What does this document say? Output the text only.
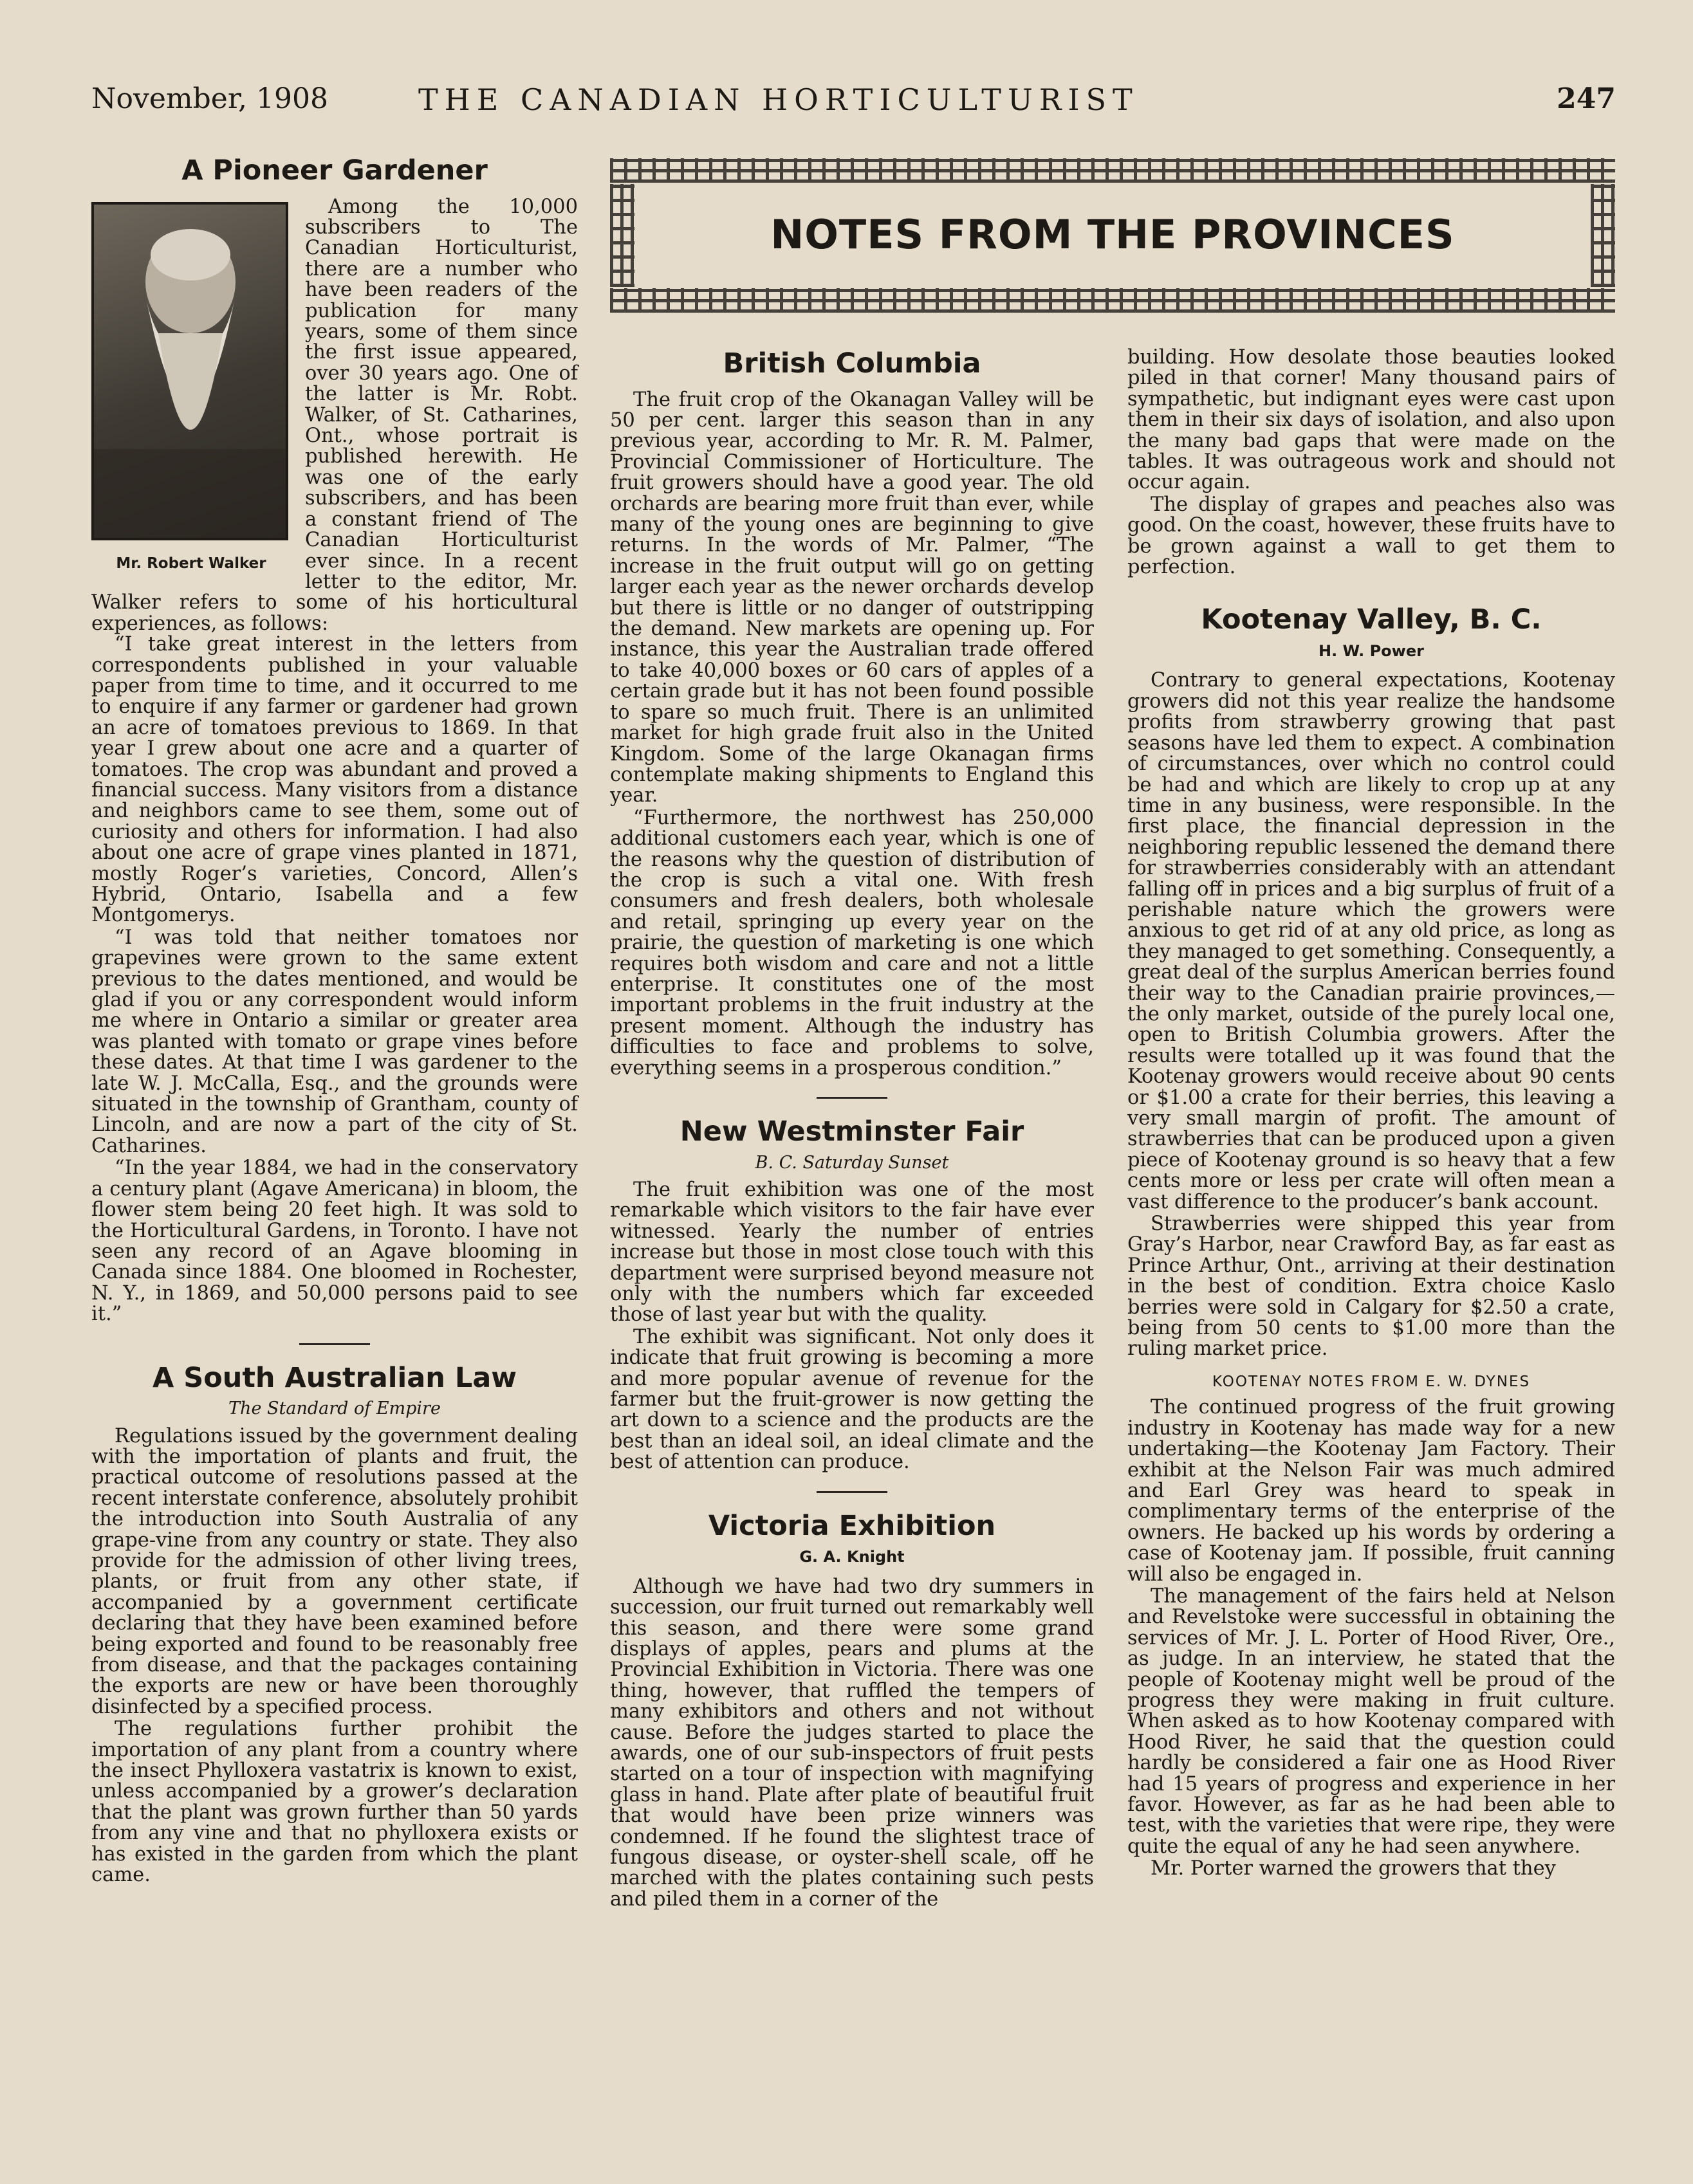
November, 1908	THE CANADIAN HORTICULTURIST	247
A Pioneer Gardener
Mr. Robert Walker

Among the 10,000 subscribers to The Canadian Horticulturist, there are a number who have been readers of the publication for many years, some of them since the first issue appeared, over 30 years ago. One of the latter is Mr. Robt. Walker, of St. Catharines, Ont., whose portrait is published herewith. He was one of the early subscribers, and has been a constant friend of The Canadian Horticulturist ever since. In a recent letter to the editor, Mr. Walker refers to some of his horticultural experiences, as follows:

“I take great interest in the letters from correspondents published in your valuable paper from time to time, and it occurred to me to enquire if any farmer or gardener had grown an acre of tomatoes previous to 1869. In that year I grew about one acre and a quarter of tomatoes. The crop was abundant and proved a financial success. Many visitors from a distance and neighbors came to see them, some out of curiosity and others for information. I had also about one acre of grape vines planted in 1871, mostly Roger’s varieties, Concord, Allen’s Hybrid, Ontario, Isabella and a few Montgomerys.

“I was told that neither tomatoes nor grapevines were grown to the same extent previous to the dates mentioned, and would be glad if you or any correspondent would inform me where in Ontario a similar or greater area was planted with tomato or grape vines before these dates. At that time I was gardener to the late W. J. McCalla, Esq., and the grounds were situated in the township of Grantham, county of Lincoln, and are now a part of the city of St. Catharines.

“In the year 1884, we had in the conservatory a century plant (Agave Americana) in bloom, the flower stem being 20 feet high. It was sold to the Horticultural Gardens, in Toronto. I have not seen any record of an Agave blooming in Canada since 1884. One bloomed in Rochester, N. Y., in 1869, and 50,000 persons paid to see it.”

A South Australian Law
The Standard of Empire

Regulations issued by the government dealing with the importation of plants and fruit, the practical outcome of resolutions passed at the recent interstate conference, absolutely prohibit the introduction into South Australia of any grape-vine from any country or state. They also provide for the admission of other living trees, plants, or fruit from any other state, if accompanied by a government certificate declaring that they have been examined before being exported and found to be reasonably free from disease, and that the packages containing the exports are new or have been thoroughly disinfected by a specified process.

The regulations further prohibit the importation of any plant from a country where the insect Phylloxera vastatrix is known to exist, unless accompanied by a grower’s declaration that the plant was grown further than 50 yards from any vine and that no phylloxera exists or has existed in the garden from which the plant came.

NOTES FROM THE PROVINCES
British Columbia

The fruit crop of the Okanagan Valley will be 50 per cent. larger this season than in any previous year, according to Mr. R. M. Palmer, Provincial Commissioner of Horticulture. The fruit growers should have a good year. The old orchards are bearing more fruit than ever, while many of the young ones are beginning to give returns. In the words of Mr. Palmer, “The increase in the fruit output will go on getting larger each year as the newer orchards develop but there is little or no danger of outstripping the demand. New markets are opening up. For instance, this year the Australian trade offered to take 40,000 boxes or 60 cars of apples of a certain grade but it has not been found possible to spare so much fruit. There is an unlimited market for high grade fruit also in the United Kingdom. Some of the large Okanagan firms contemplate making shipments to England this year.

“Furthermore, the northwest has 250,000 additional customers each year, which is one of the reasons why the question of distribution of the crop is such a vital one. With fresh consumers and fresh dealers, both wholesale and retail, springing up every year on the prairie, the question of marketing is one which requires both wisdom and care and not a little enterprise. It constitutes one of the most important problems in the fruit industry at the present moment. Although the industry has difficulties to face and problems to solve, everything seems in a prosperous condition.”

New Westminster Fair
B. C. Saturday Sunset

The fruit exhibition was one of the most remarkable which visitors to the fair have ever witnessed. Yearly the number of entries increase but those in most close touch with this department were surprised beyond measure not only with the numbers which far exceeded those of last year but with the quality.

The exhibit was significant. Not only does it indicate that fruit growing is becoming a more and more popular avenue of revenue for the farmer but the fruit-grower is now getting the art down to a science and the products are the best than an ideal soil, an ideal climate and the best of attention can produce.

Victoria Exhibition
G. A. Knight

Although we have had two dry summers in succession, our fruit turned out remarkably well this season, and there were some grand displays of apples, pears and plums at the Provincial Exhibition in Victoria. There was one thing, however, that ruffled the tempers of many exhibitors and others and not without cause. Before the judges started to place the awards, one of our sub-inspectors of fruit pests started on a tour of inspection with magnifying glass in hand. Plate after plate of beautiful fruit that would have been prize winners was condemned. If he found the slightest trace of fungous disease, or oyster-shell scale, off he marched with the plates containing such pests and piled them in a corner of the

building. How desolate those beauties looked piled in that corner! Many thousand pairs of sympathetic, but indignant eyes were cast upon them in their six days of isolation, and also upon the many bad gaps that were made on the tables. It was outrageous work and should not occur again.

The display of grapes and peaches also was good. On the coast, however, these fruits have to be grown against a wall to get them to perfection.

Kootenay Valley, B. C.
H. W. Power

Contrary to general expectations, Kootenay growers did not this year realize the handsome profits from strawberry growing that past seasons have led them to expect. A combination of circumstances, over which no control could be had and which are likely to crop up at any time in any business, were responsible. In the first place, the financial depression in the neighboring republic lessened the demand there for strawberries considerably with an attendant falling off in prices and a big surplus of fruit of a perishable nature which the growers were anxious to get rid of at any old price, as long as they managed to get something. Consequently, a great deal of the surplus American berries found their way to the Canadian prairie provinces,—the only market, outside of the purely local one, open to British Columbia growers. After the results were totalled up it was found that the Kootenay growers would receive about 90 cents or $1.00 a crate for their berries, this leaving a very small margin of profit. The amount of strawberries that can be produced upon a given piece of Kootenay ground is so heavy that a few cents more or less per crate will often mean a vast difference to the producer’s bank account.

Strawberries were shipped this year from Gray’s Harbor, near Crawford Bay, as far east as Prince Arthur, Ont., arriving at their destination in the best of condition. Extra choice Kaslo berries were sold in Calgary for $2.50 a crate, being from 50 cents to $1.00 more than the ruling market price.

KOOTENAY NOTES FROM E. W. DYNES

The continued progress of the fruit growing industry in Kootenay has made way for a new undertaking—the Kootenay Jam Factory. Their exhibit at the Nelson Fair was much admired and Earl Grey was heard to speak in complimentary terms of the enterprise of the owners. He backed up his words by ordering a case of Kootenay jam. If possible, fruit canning will also be engaged in.

The management of the fairs held at Nelson and Revelstoke were successful in obtaining the services of Mr. J. L. Porter of Hood River, Ore., as judge. In an interview, he stated that the people of Kootenay might well be proud of the progress they were making in fruit culture. When asked as to how Kootenay compared with Hood River, he said that the question could hardly be considered a fair one as Hood River had 15 years of progress and experience in her favor. However, as far as he had been able to test, with the varieties that were ripe, they were quite the equal of any he had seen anywhere.

Mr. Porter warned the growers that they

Task to carry out -> Where a line of the entries contains the word "NOTES", copy that line.

Written answer ->
NOTES FROM THE PROVINCES
KOOTENAY NOTES FROM E. W. DYNES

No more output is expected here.